■ **Data entries**
--- START ---
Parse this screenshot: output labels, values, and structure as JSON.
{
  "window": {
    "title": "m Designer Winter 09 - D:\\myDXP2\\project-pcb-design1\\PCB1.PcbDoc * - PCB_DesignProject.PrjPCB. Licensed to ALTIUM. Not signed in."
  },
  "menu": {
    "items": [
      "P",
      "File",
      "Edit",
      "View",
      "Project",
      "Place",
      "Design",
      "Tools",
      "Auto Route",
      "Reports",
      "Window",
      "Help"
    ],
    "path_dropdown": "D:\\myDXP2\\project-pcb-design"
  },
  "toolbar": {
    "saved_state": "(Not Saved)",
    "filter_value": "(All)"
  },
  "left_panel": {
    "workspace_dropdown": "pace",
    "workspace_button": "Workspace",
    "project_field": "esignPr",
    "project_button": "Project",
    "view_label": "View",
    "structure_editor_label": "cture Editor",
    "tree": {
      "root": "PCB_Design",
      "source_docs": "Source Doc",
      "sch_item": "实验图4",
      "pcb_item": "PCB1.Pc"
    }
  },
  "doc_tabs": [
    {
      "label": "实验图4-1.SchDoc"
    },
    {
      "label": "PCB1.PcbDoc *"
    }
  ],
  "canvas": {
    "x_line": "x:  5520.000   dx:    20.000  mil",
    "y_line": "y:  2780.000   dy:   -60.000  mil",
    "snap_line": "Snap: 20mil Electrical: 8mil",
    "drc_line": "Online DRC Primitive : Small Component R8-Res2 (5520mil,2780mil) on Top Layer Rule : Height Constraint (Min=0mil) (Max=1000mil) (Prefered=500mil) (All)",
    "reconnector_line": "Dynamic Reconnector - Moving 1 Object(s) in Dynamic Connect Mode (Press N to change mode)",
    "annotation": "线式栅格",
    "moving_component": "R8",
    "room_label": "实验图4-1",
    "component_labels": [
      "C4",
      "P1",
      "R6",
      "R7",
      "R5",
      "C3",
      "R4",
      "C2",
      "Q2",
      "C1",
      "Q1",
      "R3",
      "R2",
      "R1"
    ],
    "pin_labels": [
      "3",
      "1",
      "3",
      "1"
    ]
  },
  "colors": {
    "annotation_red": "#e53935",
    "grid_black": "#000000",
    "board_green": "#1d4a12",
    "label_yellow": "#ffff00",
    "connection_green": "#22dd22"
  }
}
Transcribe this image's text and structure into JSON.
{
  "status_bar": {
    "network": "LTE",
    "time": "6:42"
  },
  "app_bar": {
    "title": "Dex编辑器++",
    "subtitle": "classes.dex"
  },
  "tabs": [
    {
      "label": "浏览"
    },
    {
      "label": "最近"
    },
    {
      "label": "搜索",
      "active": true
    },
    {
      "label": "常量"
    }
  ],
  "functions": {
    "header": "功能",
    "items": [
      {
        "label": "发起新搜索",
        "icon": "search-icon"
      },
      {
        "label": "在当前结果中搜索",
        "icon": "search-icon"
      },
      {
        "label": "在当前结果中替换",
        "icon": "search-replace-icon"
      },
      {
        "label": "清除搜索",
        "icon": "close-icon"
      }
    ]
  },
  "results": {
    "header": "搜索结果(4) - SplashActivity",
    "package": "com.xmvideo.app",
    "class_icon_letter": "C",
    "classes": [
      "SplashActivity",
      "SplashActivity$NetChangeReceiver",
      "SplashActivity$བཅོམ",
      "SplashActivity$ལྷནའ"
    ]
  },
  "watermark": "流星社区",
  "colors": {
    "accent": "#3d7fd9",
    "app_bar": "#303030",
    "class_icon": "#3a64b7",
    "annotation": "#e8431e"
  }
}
--- END ---
■ **What to do**
Faithfully reproduce all of the records, character for character.

■ **Correct response**
Parse this screenshot: output labels, values, and structure as JSON.
{
  "window": {
    "title": "m Designer Winter 09 - D:\\myDXP2\\project-pcb-design1\\PCB1.PcbDoc * - PCB_DesignProject.PrjPCB. Licensed to ALTIUM. Not signed in."
  },
  "menu": {
    "items": [
      "P",
      "File",
      "Edit",
      "View",
      "Project",
      "Place",
      "Design",
      "Tools",
      "Auto Route",
      "Reports",
      "Window",
      "Help"
    ],
    "path_dropdown": "D:\\myDXP2\\project-pcb-design"
  },
  "toolbar": {
    "saved_state": "(Not Saved)",
    "filter_value": "(All)"
  },
  "left_panel": {
    "workspace_dropdown": "pace",
    "workspace_button": "Workspace",
    "project_field": "esignPr",
    "project_button": "Project",
    "view_label": "View",
    "structure_editor_label": "cture Editor",
    "tree": {
      "root": "PCB_Design",
      "source_docs": "Source Doc",
      "sch_item": "实验图4",
      "pcb_item": "PCB1.Pc"
    }
  },
  "doc_tabs": [
    {
      "label": "实验图4-1.SchDoc"
    },
    {
      "label": "PCB1.PcbDoc *"
    }
  ],
  "canvas": {
    "x_line": "x:  5520.000   dx:    20.000  mil",
    "y_line": "y:  2780.000   dy:   -60.000  mil",
    "snap_line": "Snap: 20mil Electrical: 8mil",
    "drc_line": "Online DRC Primitive : Small Component R8-Res2 (5520mil,2780mil) on Top Layer Rule : Height Constraint (Min=0mil) (Max=1000mil) (Prefered=500mil) (All)",
    "reconnector_line": "Dynamic Reconnector - Moving 1 Object(s) in Dynamic Connect Mode (Press N to change mode)",
    "annotation": "线式栅格",
    "moving_component": "R8",
    "room_label": "实验图4-1",
    "component_labels": [
      "C4",
      "P1",
      "R6",
      "R7",
      "R5",
      "C3",
      "R4",
      "C2",
      "Q2",
      "C1",
      "Q1",
      "R3",
      "R2",
      "R1"
    ],
    "pin_labels": [
      "3",
      "1",
      "3",
      "1"
    ]
  },
  "colors": {
    "annotation_red": "#e53935",
    "grid_black": "#000000",
    "board_green": "#1d4a12",
    "label_yellow": "#ffff00",
    "connection_green": "#22dd22"
  }
}
Transcribe this image's text and structure into JSON.
{
  "status_bar": {
    "network": "LTE",
    "time": "6:42"
  },
  "app_bar": {
    "title": "Dex编辑器++",
    "subtitle": "classes.dex"
  },
  "tabs": [
    {
      "label": "浏览"
    },
    {
      "label": "最近"
    },
    {
      "label": "搜索",
      "active": true
    },
    {
      "label": "常量"
    }
  ],
  "functions": {
    "header": "功能",
    "items": [
      {
        "label": "发起新搜索",
        "icon": "search-icon"
      },
      {
        "label": "在当前结果中搜索",
        "icon": "search-icon"
      },
      {
        "label": "在当前结果中替换",
        "icon": "search-replace-icon"
      },
      {
        "label": "清除搜索",
        "icon": "close-icon"
      }
    ]
  },
  "results": {
    "header": "搜索结果(4) - SplashActivity",
    "package": "com.xmvideo.app",
    "class_icon_letter": "C",
    "classes": [
      "SplashActivity",
      "SplashActivity$NetChangeReceiver",
      "SplashActivity$བཅོམ",
      "SplashActivity$ལྷནའ"
    ]
  },
  "watermark": "流星社区",
  "colors": {
    "accent": "#3d7fd9",
    "app_bar": "#303030",
    "class_icon": "#3a64b7",
    "annotation": "#e8431e"
  }
}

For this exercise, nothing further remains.